* _INSTRUCTIONS TO FOLLOW_:
For the data below, work out how many lines include the string "source" and report only the number.

* _GIVEN ENTRIES_:
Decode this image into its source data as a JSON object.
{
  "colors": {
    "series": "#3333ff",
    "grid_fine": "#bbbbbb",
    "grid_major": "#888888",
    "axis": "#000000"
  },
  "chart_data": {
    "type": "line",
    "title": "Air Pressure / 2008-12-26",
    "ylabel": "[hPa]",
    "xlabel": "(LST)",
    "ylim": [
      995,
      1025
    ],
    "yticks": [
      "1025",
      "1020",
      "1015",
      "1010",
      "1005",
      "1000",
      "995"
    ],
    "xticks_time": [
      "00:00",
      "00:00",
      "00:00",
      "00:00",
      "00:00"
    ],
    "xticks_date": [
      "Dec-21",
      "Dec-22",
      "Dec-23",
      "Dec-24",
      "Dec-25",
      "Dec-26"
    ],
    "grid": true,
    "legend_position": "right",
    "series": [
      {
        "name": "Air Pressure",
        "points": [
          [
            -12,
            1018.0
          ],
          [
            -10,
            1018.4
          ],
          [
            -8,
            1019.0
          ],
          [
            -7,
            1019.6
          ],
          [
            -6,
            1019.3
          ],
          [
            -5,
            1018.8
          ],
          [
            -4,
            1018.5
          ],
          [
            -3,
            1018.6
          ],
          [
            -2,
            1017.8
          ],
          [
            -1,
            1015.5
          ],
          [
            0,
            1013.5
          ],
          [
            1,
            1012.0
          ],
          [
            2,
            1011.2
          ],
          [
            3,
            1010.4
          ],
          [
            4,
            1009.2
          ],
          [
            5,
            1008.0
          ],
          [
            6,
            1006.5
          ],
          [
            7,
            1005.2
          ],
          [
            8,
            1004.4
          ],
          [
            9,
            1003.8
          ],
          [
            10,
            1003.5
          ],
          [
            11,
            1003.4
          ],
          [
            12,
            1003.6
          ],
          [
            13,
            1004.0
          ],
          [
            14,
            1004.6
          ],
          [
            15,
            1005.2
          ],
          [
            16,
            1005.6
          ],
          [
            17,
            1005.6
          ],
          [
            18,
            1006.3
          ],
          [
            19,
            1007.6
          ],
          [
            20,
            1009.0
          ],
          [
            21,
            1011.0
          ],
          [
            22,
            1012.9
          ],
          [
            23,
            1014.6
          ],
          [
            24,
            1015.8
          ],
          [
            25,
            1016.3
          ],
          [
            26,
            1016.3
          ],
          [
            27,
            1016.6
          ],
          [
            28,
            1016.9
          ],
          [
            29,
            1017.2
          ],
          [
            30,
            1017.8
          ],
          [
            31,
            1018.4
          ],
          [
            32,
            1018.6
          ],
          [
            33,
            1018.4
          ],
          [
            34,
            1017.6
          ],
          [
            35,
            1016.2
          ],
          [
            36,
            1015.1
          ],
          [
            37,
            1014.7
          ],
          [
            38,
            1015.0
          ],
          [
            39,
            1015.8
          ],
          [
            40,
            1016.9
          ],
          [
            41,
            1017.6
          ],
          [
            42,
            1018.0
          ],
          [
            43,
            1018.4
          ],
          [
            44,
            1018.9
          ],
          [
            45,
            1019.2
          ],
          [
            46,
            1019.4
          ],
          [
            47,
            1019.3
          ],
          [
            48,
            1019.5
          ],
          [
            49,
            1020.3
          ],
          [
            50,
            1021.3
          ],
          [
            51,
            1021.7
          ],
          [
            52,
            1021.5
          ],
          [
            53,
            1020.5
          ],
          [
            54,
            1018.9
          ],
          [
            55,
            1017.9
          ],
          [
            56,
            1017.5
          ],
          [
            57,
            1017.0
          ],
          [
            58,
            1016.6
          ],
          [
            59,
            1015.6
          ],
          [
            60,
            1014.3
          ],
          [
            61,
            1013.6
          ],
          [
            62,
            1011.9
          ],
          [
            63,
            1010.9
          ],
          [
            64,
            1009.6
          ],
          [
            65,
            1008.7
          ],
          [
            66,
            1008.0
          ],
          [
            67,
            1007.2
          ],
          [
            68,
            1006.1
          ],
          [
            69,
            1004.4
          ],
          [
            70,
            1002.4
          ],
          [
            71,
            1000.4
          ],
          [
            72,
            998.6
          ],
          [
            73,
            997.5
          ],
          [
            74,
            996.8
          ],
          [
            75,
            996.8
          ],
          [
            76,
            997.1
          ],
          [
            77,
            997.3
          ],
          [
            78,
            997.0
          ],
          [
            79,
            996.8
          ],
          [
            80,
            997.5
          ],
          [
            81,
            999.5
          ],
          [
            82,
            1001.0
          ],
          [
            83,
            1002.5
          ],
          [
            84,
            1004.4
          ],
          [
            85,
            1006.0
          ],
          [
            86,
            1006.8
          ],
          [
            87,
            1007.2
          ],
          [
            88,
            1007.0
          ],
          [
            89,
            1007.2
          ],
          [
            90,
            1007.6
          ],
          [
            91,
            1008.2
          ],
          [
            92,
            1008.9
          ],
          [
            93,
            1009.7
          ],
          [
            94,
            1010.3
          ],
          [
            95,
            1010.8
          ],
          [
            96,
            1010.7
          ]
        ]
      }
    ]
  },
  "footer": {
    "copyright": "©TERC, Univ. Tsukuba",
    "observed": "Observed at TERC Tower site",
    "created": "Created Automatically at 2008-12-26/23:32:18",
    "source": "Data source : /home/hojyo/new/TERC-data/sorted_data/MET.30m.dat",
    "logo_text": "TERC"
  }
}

* _TASK OUTPUT_:
2